§ **To be done**: Restate the material word for word and leave out anything that is a picture.

[Start]

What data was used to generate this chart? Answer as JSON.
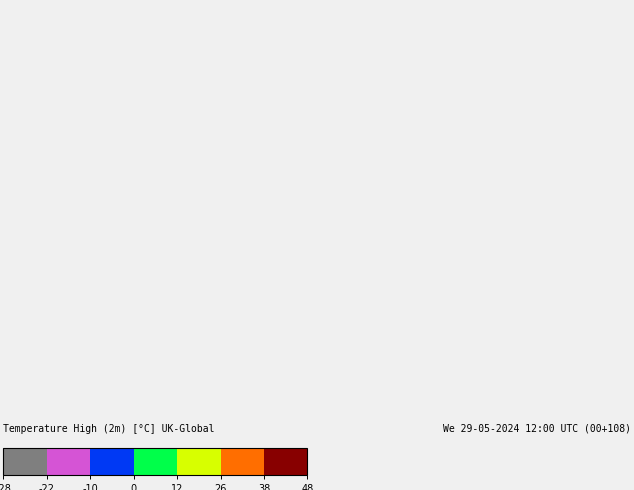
{
  "title_left": "Temperature High (2m) [°C] UK-Global",
  "title_right": "We 29-05-2024 12:00 UTC (00+108)",
  "colorbar_ticks": [
    -28,
    -22,
    -10,
    0,
    12,
    26,
    38,
    48
  ],
  "colorbar_colors": [
    "#808080",
    "#c0c0c0",
    "#e0e0e0",
    "#cc00cc",
    "#8800aa",
    "#0000ff",
    "#0055ff",
    "#00aaff",
    "#00ffff",
    "#00ff88",
    "#00ff00",
    "#88ff00",
    "#ffff00",
    "#ffcc00",
    "#ff8800",
    "#ff4400",
    "#ff0000",
    "#cc0000",
    "#880000"
  ],
  "background_color": "#f0f0f0",
  "land_color": "#b3e6b3",
  "sea_color": "#e8e8f0",
  "border_color": "#1a1a1a",
  "map_background": "#dce8f0",
  "fig_width": 6.34,
  "fig_height": 4.9,
  "dpi": 100
}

[End]

§ **Response for this exercise**:
What data was used to generate this chart? Answer as JSON.
{
  "title_left": "Temperature High (2m) [°C] UK-Global",
  "title_right": "We 29-05-2024 12:00 UTC (00+108)",
  "colorbar_ticks": [
    -28,
    -22,
    -10,
    0,
    12,
    26,
    38,
    48
  ],
  "colorbar_colors": [
    "#808080",
    "#c0c0c0",
    "#e0e0e0",
    "#cc00cc",
    "#8800aa",
    "#0000ff",
    "#0055ff",
    "#00aaff",
    "#00ffff",
    "#00ff88",
    "#00ff00",
    "#88ff00",
    "#ffff00",
    "#ffcc00",
    "#ff8800",
    "#ff4400",
    "#ff0000",
    "#cc0000",
    "#880000"
  ],
  "background_color": "#f0f0f0",
  "land_color": "#b3e6b3",
  "sea_color": "#e8e8f0",
  "border_color": "#1a1a1a",
  "map_background": "#dce8f0",
  "fig_width": 6.34,
  "fig_height": 4.9,
  "dpi": 100
}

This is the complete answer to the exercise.